>> start

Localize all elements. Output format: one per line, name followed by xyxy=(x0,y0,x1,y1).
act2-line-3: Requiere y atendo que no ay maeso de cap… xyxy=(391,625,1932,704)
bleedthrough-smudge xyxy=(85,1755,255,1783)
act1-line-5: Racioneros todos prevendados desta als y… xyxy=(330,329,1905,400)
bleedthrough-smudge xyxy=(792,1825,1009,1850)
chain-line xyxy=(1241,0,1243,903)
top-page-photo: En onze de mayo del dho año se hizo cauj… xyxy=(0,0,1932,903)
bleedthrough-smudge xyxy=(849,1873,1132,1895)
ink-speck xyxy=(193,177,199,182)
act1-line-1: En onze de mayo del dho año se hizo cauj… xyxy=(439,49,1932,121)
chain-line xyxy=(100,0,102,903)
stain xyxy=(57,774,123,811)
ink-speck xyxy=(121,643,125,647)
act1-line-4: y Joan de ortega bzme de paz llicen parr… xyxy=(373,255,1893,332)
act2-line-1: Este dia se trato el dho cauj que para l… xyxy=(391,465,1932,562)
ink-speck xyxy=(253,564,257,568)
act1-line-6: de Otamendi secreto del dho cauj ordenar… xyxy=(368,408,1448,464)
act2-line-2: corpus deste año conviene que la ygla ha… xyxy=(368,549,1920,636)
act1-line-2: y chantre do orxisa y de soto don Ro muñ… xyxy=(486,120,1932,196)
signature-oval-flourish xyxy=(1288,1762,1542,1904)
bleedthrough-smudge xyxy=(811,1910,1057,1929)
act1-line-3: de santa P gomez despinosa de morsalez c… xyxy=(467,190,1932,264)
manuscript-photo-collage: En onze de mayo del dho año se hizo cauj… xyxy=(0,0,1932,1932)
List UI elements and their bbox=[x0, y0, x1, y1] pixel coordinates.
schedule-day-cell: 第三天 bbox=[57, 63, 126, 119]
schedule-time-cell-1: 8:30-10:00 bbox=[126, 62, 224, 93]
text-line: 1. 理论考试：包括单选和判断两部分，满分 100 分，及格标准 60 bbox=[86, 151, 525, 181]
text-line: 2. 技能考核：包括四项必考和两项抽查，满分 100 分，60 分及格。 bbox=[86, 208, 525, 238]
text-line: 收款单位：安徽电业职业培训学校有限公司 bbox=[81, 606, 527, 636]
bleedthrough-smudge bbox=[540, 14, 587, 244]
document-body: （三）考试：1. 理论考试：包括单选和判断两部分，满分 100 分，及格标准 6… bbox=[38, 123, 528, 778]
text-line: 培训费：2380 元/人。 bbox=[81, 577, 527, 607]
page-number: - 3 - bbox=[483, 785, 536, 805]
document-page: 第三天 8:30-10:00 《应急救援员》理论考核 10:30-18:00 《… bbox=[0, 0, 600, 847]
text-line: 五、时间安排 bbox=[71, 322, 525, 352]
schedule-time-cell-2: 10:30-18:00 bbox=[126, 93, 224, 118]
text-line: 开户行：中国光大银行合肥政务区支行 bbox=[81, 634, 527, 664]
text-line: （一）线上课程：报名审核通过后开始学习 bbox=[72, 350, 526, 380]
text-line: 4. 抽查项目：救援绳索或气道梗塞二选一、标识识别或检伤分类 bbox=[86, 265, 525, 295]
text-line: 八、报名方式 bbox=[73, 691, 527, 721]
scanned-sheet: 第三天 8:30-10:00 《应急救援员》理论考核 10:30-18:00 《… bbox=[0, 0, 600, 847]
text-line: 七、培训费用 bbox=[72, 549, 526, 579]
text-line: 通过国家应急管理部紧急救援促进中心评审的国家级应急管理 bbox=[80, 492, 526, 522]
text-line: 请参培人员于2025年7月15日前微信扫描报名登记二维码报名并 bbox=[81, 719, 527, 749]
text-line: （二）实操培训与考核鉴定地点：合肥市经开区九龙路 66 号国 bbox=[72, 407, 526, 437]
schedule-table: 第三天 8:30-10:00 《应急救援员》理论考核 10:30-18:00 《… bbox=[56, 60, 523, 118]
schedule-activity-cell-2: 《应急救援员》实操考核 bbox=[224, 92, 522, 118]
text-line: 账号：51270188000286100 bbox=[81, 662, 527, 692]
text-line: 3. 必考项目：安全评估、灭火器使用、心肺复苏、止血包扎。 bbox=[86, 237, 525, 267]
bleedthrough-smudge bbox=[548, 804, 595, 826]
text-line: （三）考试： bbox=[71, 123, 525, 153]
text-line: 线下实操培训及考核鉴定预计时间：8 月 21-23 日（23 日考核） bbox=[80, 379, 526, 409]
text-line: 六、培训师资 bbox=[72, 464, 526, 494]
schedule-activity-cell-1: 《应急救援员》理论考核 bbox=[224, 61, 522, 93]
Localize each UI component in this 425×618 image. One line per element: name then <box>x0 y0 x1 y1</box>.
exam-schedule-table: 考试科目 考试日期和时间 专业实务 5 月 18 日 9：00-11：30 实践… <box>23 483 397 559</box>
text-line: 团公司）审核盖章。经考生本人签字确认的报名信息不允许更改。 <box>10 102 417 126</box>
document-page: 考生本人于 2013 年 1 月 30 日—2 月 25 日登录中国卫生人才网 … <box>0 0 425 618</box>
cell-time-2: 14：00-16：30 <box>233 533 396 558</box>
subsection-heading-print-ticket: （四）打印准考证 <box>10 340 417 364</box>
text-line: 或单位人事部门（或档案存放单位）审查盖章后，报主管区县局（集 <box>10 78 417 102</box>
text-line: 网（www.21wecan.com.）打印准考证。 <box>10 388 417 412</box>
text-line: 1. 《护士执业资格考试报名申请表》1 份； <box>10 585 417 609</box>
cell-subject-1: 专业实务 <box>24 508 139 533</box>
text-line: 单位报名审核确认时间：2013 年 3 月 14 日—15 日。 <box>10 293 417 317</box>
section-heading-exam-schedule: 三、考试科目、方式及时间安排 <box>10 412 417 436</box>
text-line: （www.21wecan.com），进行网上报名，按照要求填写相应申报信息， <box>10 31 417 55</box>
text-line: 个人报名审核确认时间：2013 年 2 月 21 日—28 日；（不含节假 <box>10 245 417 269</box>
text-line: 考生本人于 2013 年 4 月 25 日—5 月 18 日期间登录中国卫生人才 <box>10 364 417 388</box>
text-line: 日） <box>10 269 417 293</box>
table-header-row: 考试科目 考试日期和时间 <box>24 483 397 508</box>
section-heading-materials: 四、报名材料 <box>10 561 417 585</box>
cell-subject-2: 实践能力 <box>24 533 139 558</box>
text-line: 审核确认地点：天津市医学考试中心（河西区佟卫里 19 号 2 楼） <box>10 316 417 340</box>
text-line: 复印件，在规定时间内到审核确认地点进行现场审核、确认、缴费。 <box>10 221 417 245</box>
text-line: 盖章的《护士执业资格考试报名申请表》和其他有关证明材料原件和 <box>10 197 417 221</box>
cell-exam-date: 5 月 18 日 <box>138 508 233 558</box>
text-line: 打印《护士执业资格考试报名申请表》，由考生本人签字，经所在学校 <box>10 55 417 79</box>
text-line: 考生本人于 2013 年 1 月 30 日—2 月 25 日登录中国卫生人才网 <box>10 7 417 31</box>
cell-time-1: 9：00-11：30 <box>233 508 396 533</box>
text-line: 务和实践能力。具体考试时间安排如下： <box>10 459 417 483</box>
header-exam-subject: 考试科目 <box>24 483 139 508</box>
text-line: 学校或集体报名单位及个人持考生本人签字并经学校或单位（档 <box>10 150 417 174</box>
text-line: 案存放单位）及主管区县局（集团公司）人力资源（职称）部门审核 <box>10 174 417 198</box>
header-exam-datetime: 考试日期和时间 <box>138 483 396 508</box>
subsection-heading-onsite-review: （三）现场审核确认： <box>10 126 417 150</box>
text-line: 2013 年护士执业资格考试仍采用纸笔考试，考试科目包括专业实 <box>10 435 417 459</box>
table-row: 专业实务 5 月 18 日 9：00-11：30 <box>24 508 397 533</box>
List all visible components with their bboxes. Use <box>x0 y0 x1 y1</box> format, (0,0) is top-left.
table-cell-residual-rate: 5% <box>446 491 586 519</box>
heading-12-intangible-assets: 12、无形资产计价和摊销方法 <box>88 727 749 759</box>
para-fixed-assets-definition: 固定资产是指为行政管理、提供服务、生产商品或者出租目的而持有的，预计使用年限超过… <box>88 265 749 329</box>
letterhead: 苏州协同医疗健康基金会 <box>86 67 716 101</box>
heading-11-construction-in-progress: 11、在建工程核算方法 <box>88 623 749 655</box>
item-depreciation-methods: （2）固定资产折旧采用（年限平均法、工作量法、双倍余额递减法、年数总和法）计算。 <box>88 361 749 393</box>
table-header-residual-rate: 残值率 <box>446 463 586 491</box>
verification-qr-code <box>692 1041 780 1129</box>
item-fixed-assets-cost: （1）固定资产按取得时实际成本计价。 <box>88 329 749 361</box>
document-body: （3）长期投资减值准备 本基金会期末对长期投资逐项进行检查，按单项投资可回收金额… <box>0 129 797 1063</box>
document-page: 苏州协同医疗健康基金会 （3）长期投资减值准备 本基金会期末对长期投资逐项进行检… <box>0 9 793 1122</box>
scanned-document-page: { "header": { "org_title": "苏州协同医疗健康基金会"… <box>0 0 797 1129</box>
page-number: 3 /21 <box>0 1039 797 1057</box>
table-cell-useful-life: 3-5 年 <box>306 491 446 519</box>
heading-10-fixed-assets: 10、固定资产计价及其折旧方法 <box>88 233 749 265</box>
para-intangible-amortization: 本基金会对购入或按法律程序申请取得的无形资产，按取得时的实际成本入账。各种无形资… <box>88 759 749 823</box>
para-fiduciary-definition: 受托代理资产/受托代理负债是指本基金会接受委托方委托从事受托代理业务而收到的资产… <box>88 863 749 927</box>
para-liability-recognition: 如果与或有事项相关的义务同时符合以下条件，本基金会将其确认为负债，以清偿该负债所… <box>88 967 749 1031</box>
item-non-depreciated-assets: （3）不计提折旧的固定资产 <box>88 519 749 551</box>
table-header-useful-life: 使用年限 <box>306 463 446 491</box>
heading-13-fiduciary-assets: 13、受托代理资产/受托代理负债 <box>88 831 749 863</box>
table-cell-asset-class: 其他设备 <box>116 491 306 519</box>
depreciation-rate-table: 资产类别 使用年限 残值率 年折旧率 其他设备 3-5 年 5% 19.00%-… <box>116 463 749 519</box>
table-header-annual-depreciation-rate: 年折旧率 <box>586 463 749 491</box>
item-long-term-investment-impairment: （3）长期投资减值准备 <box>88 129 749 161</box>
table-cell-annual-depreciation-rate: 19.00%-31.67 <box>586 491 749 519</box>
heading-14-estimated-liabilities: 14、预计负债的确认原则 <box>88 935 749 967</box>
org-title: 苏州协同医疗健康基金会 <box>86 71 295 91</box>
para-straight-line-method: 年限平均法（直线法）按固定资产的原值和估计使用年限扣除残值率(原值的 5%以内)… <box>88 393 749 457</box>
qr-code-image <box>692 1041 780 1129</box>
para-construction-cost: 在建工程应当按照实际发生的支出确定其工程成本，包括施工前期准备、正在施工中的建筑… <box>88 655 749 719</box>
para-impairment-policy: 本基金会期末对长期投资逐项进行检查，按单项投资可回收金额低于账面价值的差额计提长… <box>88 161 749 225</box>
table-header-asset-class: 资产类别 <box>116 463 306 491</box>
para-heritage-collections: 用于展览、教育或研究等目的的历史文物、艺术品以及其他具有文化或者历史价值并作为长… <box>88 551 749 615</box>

>> end

| Written request |
Please put the records into a Markdown table with the columns Number and Entry, starting at their first line and stopping after the line that contains "List UI elements". Number each line and leave out blank lines.

| Solution |
| Number | Entry |
|---|---|
| 1 | Localize all elements. Output format: one per line, name followed by xyxy=(x0,y0,x1,y1). |
| 2 | act2-line-3: Requiere y atendo que no ay maeso de cap… xyxy=(391,625,1932,704) |
| 3 | bleedthrough-smudge xyxy=(85,1755,255,1783) |
| 4 | act1-line-5: Racioneros todos prevendados desta als y… xyxy=(330,329,1905,400) |
| 5 | bleedthrough-smudge xyxy=(792,1825,1009,1850) |
| 6 | chain-line xyxy=(1241,0,1243,903) |
| 7 | top-page-photo: En onze de mayo del dho año se hizo cauj… xyxy=(0,0,1932,903) |
| 8 | bleedthrough-smudge xyxy=(849,1873,1132,1895) |
| 9 | ink-speck xyxy=(193,177,199,182) |
| 10 | act1-line-1: En onze de mayo del dho año se hizo cauj… xyxy=(439,49,1932,121) |
| 11 | chain-line xyxy=(100,0,102,903) |
| 12 | stain xyxy=(57,774,123,811) |
| 13 | ink-speck xyxy=(121,643,125,647) |
| 14 | act1-line-4: y Joan de ortega bzme de paz llicen parr… xyxy=(373,255,1893,332) |
| 15 | act2-line-1: Este dia se trato el dho cauj que para l… xyxy=(391,465,1932,562) |
| 16 | ink-speck xyxy=(253,564,257,568) |
| 17 | act1-line-6: de Otamendi secreto del dho cauj ordenar… xyxy=(368,408,1448,464) |
| 18 | act2-line-2: corpus deste año conviene que la ygla ha… xyxy=(368,549,1920,636) |
| 19 | act1-line-2: y chantre do orxisa y de soto don Ro muñ… xyxy=(486,120,1932,196) |
| 20 | signature-oval-flourish xyxy=(1288,1762,1542,1904) |
| 21 | bleedthrough-smudge xyxy=(811,1910,1057,1929) |
| 22 | act1-line-3: de santa P gomez despinosa de morsalez c… xyxy=(467,190,1932,264) |
| 23 | manuscript-photo-collage: En onze de mayo del dho año se hizo cauj… xyxy=(0,0,1932,1932) |
| 24 | List UI elements and their bbox=[x0, y0, x1, y1] pixel coordinates. |